[Chart and figure data]
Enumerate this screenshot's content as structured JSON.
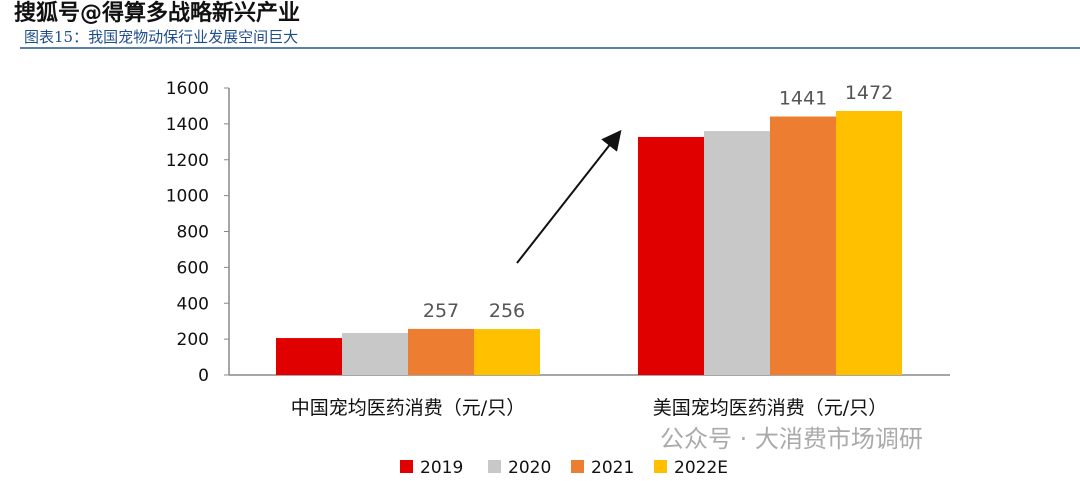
{
  "watermark": "搜狐号@得算多战略新兴产业",
  "watermark_bottom": "公众号 · 大消费市场调研",
  "chart_data": {
    "type": "bar",
    "title": "图表15：我国宠物动保行业发展空间巨大",
    "categories": [
      "中国宠均医药消费（元/只）",
      "美国宠均医药消费（元/只）"
    ],
    "series": [
      {
        "name": "2019",
        "color": "#e00000",
        "values": [
          206,
          1327
        ]
      },
      {
        "name": "2020",
        "color": "#c8c8c8",
        "values": [
          234,
          1360
        ]
      },
      {
        "name": "2021",
        "color": "#ed7d31",
        "values": [
          257,
          1441
        ]
      },
      {
        "name": "2022E",
        "color": "#ffc000",
        "values": [
          256,
          1472
        ]
      }
    ],
    "data_labels": {
      "2021": [
        "257",
        "1441"
      ],
      "2022E": [
        "256",
        "1472"
      ]
    },
    "ylim": [
      0,
      1600
    ],
    "yticks": [
      0,
      200,
      400,
      600,
      800,
      1000,
      1200,
      1400,
      1600
    ],
    "grid": false,
    "legend": "bottom",
    "annotation": "arrow from China group to US group"
  }
}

## WRITTEN INSTRUCTION
Reproduce all of the material above word for word. Omit the pictures.

## THE COMPLETED TASK
Enumerate this screenshot's content as structured JSON.
{
  "watermark": "搜狐号@得算多战略新兴产业",
  "watermark_bottom": "公众号 · 大消费市场调研",
  "chart_data": {
    "type": "bar",
    "title": "图表15：我国宠物动保行业发展空间巨大",
    "categories": [
      "中国宠均医药消费（元/只）",
      "美国宠均医药消费（元/只）"
    ],
    "series": [
      {
        "name": "2019",
        "color": "#e00000",
        "values": [
          206,
          1327
        ]
      },
      {
        "name": "2020",
        "color": "#c8c8c8",
        "values": [
          234,
          1360
        ]
      },
      {
        "name": "2021",
        "color": "#ed7d31",
        "values": [
          257,
          1441
        ]
      },
      {
        "name": "2022E",
        "color": "#ffc000",
        "values": [
          256,
          1472
        ]
      }
    ],
    "data_labels": {
      "2021": [
        "257",
        "1441"
      ],
      "2022E": [
        "256",
        "1472"
      ]
    },
    "ylim": [
      0,
      1600
    ],
    "yticks": [
      0,
      200,
      400,
      600,
      800,
      1000,
      1200,
      1400,
      1600
    ],
    "grid": false,
    "legend": "bottom",
    "annotation": "arrow from China group to US group"
  }
}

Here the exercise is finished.